»»

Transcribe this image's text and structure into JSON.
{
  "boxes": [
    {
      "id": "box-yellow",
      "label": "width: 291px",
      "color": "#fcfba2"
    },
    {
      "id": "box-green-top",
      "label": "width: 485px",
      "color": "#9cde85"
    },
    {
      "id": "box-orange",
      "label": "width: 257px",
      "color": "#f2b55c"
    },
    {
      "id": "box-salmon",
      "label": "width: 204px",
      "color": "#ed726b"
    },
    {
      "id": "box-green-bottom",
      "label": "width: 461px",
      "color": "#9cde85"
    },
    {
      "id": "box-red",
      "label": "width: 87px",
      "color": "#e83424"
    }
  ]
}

««
»»

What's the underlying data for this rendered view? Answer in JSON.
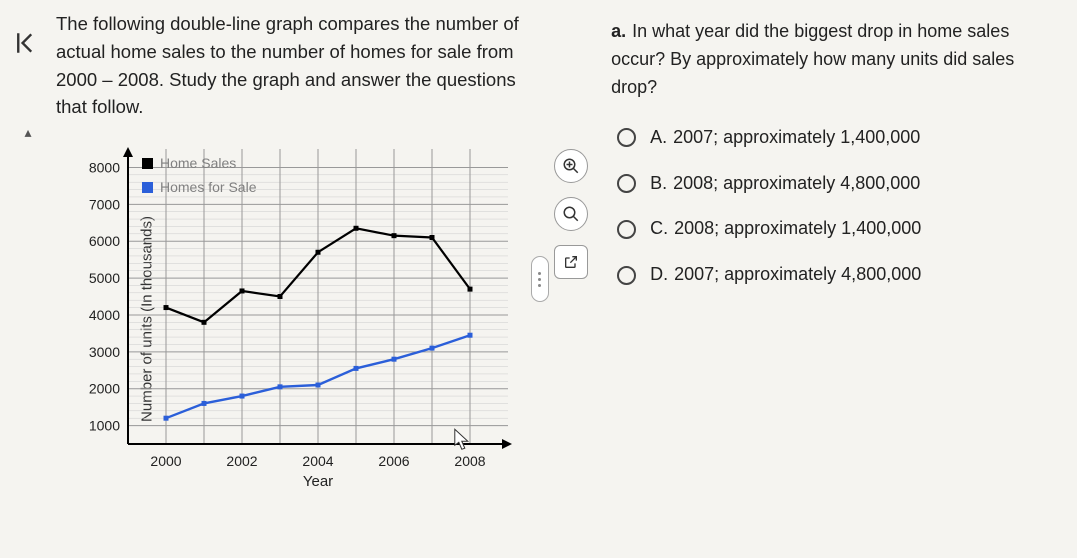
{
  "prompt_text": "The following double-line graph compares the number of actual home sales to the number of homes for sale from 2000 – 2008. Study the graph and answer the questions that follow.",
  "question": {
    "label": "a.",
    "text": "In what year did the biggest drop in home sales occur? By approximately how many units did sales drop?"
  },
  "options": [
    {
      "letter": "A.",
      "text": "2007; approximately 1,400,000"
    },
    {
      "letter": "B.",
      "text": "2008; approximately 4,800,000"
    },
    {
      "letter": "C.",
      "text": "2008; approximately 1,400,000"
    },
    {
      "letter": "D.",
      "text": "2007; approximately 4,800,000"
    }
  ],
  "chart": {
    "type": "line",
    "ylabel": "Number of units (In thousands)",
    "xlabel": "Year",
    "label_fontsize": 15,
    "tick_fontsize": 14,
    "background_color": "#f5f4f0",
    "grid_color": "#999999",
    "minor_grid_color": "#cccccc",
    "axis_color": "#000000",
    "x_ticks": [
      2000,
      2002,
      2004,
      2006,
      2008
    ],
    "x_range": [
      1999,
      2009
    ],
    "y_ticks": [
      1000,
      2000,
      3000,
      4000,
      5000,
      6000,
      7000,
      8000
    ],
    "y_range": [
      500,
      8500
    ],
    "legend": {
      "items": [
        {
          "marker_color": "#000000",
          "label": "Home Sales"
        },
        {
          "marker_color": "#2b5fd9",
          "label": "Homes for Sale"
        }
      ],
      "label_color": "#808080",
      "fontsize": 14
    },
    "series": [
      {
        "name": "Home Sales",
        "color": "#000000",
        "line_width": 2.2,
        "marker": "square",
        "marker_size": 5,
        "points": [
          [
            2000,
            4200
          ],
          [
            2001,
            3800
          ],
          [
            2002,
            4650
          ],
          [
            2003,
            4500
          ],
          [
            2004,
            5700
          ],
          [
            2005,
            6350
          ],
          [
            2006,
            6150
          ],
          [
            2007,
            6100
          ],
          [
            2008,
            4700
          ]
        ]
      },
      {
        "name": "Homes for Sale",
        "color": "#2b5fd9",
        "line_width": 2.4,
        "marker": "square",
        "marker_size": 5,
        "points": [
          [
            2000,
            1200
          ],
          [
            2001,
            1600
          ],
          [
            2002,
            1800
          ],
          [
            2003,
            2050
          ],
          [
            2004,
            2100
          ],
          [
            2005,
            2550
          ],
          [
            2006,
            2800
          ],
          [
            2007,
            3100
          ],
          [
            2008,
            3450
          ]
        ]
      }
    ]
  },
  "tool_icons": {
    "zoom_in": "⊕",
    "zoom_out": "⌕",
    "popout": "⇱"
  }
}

««
»»

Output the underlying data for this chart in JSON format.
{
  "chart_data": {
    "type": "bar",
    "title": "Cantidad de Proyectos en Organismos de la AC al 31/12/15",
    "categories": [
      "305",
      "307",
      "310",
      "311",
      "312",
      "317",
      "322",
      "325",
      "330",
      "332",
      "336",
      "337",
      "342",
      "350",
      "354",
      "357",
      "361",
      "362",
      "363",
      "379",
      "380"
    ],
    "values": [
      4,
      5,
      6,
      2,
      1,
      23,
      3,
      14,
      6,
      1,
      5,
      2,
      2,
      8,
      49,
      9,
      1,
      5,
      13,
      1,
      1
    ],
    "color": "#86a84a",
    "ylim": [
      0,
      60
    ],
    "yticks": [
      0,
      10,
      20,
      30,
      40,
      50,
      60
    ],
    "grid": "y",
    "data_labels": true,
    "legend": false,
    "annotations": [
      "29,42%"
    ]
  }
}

««

◆ **EXERCISE DESCRIPTION**
Report every line in the data above in which the word "units" appears.

◆ **EXERCISE RESPONSE**
    "text": "In what year did the biggest drop in home sales occur? By approximately how many units did sales drop?"
    "ylabel": "Number of units (In thousands)",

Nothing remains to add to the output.